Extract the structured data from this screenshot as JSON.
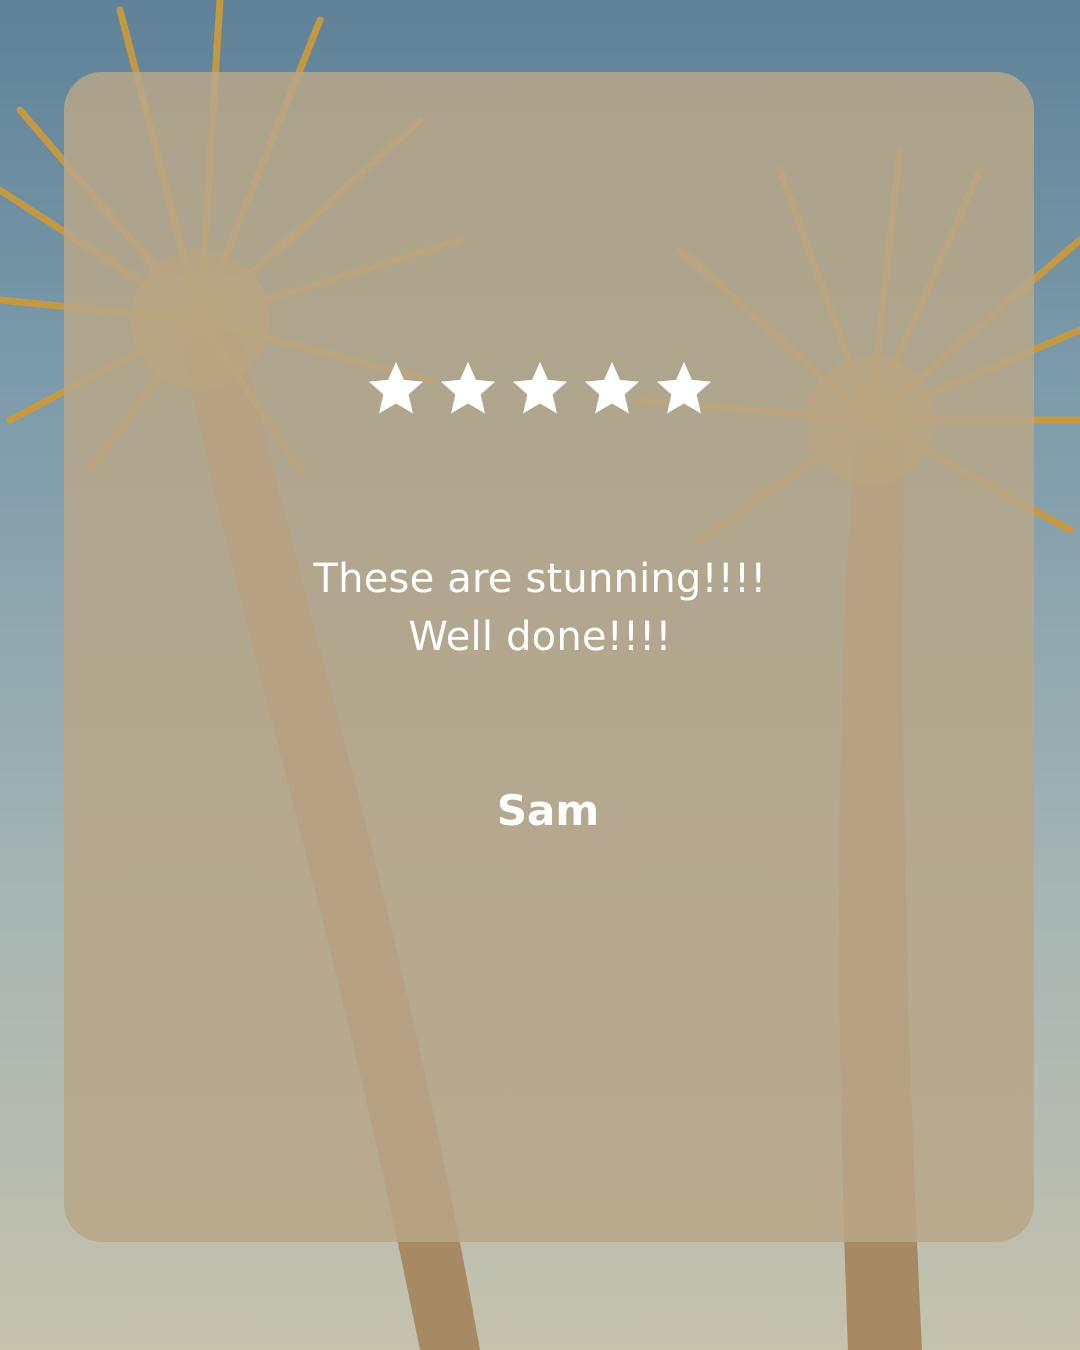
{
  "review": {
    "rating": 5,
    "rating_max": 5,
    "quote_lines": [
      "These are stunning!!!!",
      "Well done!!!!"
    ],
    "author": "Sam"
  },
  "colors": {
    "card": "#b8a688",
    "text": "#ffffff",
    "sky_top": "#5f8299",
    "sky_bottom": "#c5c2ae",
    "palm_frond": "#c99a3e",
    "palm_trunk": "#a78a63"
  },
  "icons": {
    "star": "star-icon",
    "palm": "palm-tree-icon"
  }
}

▸ Aim
Print the complete listing exactly as it stands, without its pictures.

▸ Response to this task
Extract the structured data from this screenshot as JSON.
{
  "review": {
    "rating": 5,
    "rating_max": 5,
    "quote_lines": [
      "These are stunning!!!!",
      "Well done!!!!"
    ],
    "author": "Sam"
  },
  "colors": {
    "card": "#b8a688",
    "text": "#ffffff",
    "sky_top": "#5f8299",
    "sky_bottom": "#c5c2ae",
    "palm_frond": "#c99a3e",
    "palm_trunk": "#a78a63"
  },
  "icons": {
    "star": "star-icon",
    "palm": "palm-tree-icon"
  }
}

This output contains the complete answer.